# WHAT TO DO:
For every line in the records that has the word "chevron", make a copy.

# SOURCE MATERIAL:
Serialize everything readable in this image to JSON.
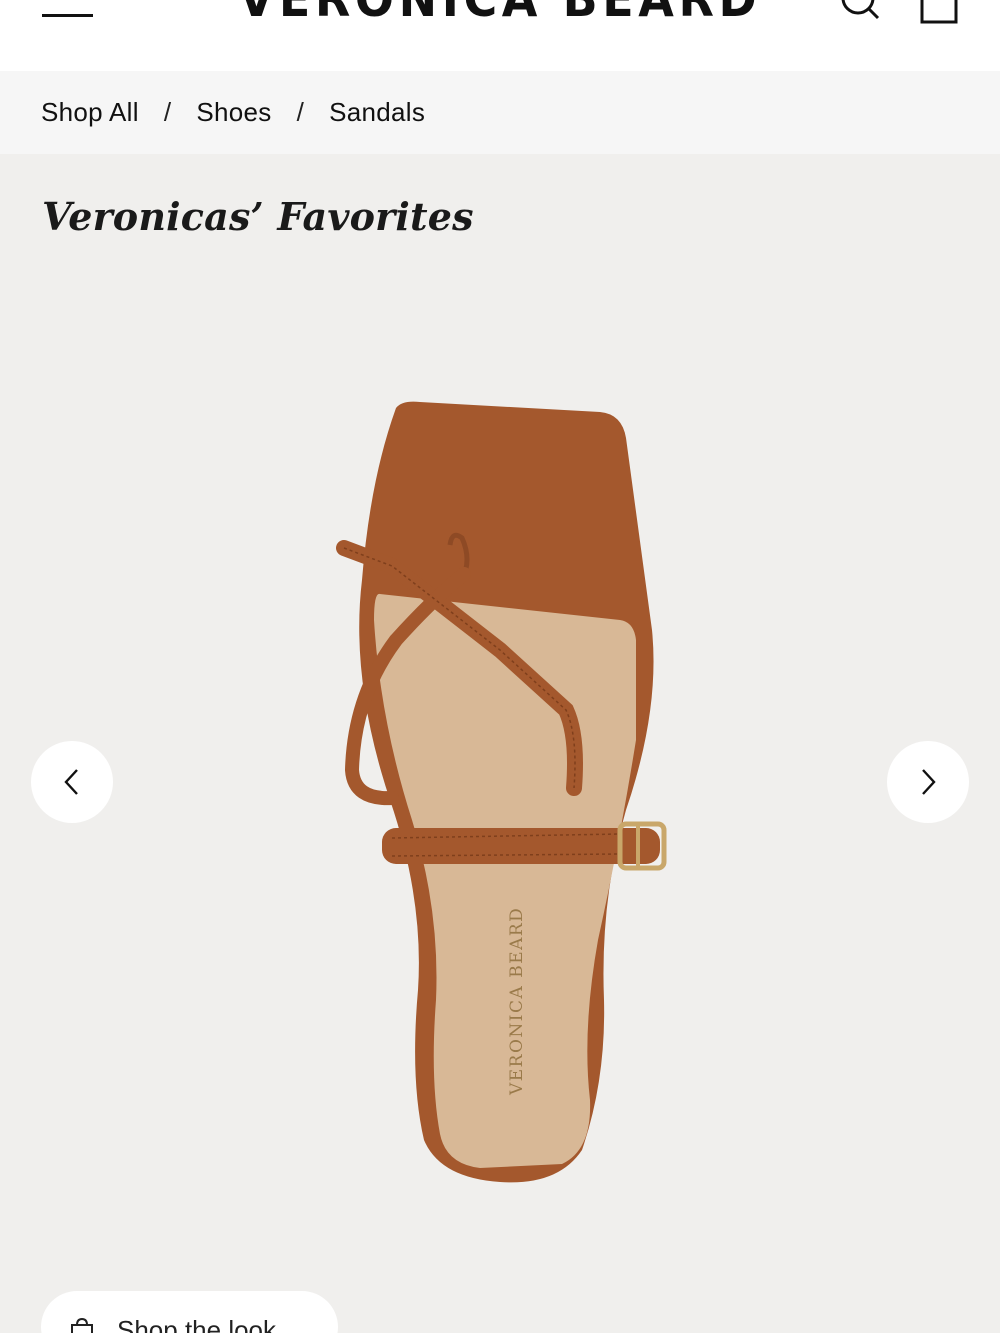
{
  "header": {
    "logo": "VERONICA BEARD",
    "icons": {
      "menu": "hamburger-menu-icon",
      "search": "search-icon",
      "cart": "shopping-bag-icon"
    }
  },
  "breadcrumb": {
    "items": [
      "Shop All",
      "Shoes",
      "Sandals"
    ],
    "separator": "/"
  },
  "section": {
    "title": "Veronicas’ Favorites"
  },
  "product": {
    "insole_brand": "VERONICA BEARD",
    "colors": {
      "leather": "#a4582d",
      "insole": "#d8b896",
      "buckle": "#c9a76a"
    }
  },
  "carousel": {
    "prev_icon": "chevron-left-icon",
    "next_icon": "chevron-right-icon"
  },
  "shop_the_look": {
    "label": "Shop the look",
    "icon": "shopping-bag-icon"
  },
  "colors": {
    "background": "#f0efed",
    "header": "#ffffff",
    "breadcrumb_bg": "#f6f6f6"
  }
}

# WRITTEN ANSWER:
    "prev_icon": "chevron-left-icon",
    "next_icon": "chevron-right-icon"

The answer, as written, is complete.